> The exercise: Copy out each line that has "Online" in it.

════

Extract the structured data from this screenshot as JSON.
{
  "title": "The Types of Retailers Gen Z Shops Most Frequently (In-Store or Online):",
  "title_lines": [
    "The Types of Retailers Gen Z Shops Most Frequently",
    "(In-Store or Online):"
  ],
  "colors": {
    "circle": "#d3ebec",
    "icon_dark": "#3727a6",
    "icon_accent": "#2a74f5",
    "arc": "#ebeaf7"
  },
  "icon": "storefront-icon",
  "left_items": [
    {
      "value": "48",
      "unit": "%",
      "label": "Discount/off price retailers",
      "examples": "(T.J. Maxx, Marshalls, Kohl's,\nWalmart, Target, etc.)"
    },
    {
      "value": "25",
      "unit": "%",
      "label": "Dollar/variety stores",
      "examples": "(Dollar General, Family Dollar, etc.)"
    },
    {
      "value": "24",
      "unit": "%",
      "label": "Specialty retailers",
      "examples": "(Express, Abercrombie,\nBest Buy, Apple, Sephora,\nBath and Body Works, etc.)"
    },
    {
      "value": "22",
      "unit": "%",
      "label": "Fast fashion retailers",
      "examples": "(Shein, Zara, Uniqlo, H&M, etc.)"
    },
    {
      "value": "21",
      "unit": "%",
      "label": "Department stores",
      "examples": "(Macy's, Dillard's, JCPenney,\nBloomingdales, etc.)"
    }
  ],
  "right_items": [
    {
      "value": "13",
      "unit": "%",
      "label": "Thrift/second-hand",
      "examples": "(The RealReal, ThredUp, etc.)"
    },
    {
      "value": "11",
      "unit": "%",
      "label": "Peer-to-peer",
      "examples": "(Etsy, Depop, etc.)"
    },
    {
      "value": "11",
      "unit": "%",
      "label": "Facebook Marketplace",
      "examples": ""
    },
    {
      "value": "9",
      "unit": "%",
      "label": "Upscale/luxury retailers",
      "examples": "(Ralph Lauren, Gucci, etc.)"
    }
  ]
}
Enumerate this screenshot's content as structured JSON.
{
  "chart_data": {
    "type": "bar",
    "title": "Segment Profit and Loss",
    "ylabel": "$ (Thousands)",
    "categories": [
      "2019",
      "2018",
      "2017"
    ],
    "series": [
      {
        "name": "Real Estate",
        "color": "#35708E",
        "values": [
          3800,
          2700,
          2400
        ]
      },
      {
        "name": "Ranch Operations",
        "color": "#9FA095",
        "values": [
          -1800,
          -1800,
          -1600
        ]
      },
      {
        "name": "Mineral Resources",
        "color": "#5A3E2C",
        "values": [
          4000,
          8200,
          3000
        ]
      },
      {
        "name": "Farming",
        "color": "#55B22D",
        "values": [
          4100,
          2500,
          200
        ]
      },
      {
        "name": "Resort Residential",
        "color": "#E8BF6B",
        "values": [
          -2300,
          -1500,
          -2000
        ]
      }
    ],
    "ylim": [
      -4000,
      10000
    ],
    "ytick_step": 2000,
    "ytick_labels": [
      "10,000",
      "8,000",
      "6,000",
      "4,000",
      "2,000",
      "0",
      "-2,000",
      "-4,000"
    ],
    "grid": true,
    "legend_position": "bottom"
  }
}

════

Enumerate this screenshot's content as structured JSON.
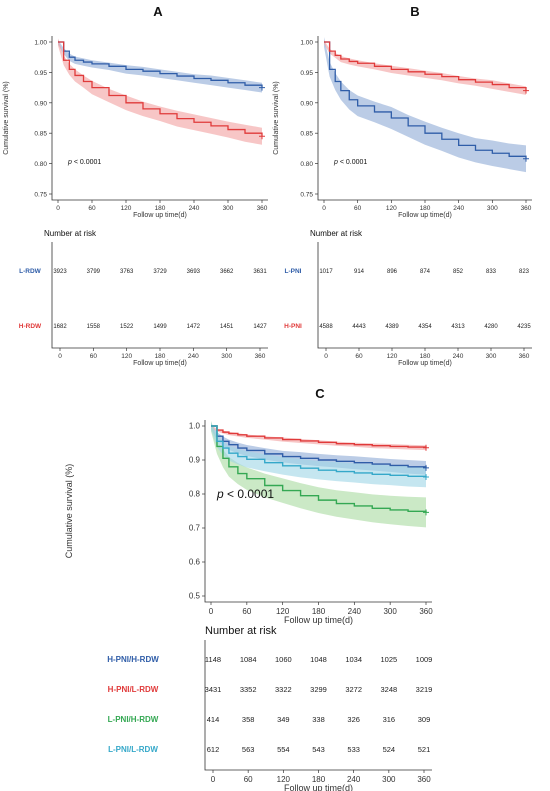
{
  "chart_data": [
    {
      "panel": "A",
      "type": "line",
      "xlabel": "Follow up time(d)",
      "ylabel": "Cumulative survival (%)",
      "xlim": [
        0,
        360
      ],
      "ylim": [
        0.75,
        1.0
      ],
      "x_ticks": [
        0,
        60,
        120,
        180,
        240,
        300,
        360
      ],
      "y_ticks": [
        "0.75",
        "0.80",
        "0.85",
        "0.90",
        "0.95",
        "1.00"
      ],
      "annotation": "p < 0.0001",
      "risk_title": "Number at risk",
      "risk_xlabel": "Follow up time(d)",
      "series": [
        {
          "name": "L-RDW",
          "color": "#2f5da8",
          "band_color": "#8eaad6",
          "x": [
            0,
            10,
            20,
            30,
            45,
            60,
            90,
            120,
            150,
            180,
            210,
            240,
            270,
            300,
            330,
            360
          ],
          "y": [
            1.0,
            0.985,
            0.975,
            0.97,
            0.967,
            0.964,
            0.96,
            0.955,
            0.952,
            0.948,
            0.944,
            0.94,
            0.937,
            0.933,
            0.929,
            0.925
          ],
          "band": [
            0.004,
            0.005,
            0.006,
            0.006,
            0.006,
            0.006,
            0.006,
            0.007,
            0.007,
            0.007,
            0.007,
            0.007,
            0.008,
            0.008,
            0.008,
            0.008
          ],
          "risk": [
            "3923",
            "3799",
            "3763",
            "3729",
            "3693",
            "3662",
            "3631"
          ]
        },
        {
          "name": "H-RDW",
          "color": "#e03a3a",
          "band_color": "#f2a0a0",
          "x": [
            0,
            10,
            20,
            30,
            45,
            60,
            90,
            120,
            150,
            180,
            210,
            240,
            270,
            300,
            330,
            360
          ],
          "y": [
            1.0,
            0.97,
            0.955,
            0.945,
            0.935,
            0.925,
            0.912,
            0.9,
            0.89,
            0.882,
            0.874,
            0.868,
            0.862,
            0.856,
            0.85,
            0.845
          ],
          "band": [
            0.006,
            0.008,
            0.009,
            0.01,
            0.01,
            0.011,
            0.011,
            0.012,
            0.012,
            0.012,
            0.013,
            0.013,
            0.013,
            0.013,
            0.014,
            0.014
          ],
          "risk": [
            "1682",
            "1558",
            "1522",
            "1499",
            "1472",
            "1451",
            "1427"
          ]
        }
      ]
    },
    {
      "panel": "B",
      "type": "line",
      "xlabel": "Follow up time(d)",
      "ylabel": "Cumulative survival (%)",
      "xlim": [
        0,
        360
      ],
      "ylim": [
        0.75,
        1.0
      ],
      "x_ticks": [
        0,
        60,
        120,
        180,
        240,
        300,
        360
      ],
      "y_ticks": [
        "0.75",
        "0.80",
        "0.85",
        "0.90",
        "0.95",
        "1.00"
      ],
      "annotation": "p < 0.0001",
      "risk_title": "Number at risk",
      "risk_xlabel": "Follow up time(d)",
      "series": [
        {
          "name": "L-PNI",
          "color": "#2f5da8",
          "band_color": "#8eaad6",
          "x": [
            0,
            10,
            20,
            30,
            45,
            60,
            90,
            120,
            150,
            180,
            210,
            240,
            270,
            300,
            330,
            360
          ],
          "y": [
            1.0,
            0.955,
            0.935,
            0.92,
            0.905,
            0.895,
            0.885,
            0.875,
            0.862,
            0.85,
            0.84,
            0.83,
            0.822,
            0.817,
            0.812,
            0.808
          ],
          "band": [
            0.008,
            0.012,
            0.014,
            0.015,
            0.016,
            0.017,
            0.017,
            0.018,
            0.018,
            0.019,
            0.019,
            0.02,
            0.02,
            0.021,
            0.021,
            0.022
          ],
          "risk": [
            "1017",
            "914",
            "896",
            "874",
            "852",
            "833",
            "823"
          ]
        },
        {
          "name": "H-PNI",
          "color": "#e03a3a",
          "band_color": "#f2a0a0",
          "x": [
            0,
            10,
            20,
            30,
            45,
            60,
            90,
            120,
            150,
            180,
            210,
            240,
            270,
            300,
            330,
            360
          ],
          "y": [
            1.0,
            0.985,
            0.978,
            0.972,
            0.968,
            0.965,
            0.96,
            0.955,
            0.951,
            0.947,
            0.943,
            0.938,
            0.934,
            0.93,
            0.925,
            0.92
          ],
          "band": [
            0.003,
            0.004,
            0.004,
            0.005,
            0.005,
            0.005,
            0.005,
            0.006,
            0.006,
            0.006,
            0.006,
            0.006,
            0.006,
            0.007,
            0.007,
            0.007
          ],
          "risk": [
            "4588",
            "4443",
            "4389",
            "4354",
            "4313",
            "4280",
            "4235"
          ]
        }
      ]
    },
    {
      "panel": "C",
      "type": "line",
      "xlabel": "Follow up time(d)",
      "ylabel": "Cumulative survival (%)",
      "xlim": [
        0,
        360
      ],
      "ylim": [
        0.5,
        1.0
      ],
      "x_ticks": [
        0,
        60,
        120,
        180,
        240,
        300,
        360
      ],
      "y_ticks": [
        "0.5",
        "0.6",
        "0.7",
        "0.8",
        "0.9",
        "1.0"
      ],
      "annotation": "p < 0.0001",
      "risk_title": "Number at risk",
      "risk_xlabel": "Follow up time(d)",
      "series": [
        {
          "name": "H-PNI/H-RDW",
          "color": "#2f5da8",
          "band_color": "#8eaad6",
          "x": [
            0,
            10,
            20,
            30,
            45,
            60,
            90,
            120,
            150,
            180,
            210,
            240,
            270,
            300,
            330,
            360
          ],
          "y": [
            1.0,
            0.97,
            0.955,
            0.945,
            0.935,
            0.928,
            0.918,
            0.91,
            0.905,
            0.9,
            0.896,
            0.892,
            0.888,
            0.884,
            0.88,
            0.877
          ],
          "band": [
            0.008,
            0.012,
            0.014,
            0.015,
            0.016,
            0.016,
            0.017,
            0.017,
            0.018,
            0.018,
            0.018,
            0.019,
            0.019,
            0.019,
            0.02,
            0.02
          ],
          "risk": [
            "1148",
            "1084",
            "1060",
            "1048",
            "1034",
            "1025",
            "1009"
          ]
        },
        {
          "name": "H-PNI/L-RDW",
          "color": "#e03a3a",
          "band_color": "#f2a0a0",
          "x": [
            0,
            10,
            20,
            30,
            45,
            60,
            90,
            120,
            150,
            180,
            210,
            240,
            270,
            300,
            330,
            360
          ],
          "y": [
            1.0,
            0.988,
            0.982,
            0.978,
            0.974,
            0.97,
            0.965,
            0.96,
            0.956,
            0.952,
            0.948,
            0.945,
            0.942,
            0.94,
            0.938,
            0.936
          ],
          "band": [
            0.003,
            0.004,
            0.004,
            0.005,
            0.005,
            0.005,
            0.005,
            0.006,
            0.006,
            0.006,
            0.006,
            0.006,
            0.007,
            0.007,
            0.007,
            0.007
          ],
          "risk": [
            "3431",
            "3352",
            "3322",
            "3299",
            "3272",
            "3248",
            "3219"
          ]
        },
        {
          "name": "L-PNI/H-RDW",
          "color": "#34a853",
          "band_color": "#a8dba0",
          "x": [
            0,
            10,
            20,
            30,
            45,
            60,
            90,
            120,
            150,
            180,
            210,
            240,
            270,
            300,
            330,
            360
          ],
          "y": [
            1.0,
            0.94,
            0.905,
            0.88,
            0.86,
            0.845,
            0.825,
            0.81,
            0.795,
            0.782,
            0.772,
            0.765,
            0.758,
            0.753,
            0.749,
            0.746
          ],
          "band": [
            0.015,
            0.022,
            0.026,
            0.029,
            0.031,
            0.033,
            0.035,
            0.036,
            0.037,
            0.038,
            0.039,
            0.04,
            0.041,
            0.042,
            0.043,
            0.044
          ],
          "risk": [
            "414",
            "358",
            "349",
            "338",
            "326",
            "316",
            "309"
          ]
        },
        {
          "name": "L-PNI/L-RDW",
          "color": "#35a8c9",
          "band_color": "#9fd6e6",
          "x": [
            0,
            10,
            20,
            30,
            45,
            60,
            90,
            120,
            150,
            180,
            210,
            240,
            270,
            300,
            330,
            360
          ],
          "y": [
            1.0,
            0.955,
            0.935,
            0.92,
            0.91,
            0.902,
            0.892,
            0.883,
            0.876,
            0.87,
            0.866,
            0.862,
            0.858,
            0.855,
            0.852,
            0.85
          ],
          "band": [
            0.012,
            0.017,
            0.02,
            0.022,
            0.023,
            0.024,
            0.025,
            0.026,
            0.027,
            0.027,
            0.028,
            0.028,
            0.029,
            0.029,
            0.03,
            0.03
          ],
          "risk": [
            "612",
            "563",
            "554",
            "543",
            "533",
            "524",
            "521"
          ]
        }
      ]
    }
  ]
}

════

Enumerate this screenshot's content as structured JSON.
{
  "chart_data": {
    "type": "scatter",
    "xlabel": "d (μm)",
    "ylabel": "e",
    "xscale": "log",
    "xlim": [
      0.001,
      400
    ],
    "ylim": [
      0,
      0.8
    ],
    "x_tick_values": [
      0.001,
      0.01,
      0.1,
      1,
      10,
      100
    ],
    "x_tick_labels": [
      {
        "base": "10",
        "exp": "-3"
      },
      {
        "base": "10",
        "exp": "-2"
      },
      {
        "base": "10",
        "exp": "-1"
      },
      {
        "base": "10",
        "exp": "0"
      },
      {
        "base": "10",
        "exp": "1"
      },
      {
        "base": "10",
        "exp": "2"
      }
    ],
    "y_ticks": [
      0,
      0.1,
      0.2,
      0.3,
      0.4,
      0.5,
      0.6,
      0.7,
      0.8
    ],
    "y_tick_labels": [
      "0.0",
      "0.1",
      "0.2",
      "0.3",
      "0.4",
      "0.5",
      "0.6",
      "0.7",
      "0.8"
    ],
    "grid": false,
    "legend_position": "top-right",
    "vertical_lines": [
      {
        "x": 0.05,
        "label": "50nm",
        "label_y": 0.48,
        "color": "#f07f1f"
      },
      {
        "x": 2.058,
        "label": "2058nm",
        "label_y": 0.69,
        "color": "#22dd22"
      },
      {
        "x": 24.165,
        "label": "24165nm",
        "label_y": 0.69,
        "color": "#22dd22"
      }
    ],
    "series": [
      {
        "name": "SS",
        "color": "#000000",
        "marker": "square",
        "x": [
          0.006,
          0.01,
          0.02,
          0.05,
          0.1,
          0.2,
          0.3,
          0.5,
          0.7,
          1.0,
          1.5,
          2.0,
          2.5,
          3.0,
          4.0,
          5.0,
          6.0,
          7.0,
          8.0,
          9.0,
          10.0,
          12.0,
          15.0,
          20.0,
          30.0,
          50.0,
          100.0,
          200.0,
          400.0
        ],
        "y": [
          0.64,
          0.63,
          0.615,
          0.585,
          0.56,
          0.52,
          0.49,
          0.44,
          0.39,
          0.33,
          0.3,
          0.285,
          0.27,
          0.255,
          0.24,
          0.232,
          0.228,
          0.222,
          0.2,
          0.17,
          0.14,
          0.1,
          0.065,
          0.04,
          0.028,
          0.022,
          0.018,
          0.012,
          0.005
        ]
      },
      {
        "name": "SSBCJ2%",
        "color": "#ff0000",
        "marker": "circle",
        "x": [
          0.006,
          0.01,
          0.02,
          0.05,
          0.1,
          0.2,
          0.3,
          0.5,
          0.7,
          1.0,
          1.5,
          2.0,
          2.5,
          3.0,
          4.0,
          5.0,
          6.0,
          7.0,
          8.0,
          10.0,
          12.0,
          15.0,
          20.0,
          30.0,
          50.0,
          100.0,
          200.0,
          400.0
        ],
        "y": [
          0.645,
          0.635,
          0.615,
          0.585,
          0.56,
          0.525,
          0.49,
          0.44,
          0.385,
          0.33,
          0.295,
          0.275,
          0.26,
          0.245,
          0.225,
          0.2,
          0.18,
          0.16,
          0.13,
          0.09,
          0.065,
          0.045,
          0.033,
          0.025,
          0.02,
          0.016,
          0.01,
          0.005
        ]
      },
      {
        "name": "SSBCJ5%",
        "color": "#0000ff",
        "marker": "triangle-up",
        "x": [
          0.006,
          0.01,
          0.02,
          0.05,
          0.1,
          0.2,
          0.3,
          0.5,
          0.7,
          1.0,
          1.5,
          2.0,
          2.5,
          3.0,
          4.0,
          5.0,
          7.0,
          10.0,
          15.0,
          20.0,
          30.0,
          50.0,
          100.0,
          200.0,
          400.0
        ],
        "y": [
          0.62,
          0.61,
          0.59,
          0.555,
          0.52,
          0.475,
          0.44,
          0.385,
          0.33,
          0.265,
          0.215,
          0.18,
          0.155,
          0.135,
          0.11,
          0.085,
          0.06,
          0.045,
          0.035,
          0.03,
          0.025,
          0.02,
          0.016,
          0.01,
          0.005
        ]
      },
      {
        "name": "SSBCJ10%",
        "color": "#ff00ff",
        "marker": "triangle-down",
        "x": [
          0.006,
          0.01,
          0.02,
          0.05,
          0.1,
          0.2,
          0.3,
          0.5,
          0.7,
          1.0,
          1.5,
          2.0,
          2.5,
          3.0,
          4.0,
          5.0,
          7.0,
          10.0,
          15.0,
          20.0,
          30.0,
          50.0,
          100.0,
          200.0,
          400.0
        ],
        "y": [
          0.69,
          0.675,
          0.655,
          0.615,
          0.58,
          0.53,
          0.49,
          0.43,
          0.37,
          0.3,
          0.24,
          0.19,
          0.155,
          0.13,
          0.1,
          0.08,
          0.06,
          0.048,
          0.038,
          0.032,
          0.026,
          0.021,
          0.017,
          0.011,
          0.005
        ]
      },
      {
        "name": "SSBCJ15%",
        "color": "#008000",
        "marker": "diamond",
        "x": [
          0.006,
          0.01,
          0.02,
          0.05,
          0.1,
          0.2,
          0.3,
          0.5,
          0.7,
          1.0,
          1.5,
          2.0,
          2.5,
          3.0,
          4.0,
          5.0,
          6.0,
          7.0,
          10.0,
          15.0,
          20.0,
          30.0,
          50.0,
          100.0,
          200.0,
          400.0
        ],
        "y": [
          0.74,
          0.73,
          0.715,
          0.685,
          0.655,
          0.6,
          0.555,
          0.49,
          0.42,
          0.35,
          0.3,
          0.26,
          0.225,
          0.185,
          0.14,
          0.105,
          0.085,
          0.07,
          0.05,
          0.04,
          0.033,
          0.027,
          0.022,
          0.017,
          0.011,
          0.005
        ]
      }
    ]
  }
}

════

> Right answer:
  "title": "The Types of Retailers Gen Z Shops Most Frequently (In-Store or Online):",
    "(In-Store or Online):"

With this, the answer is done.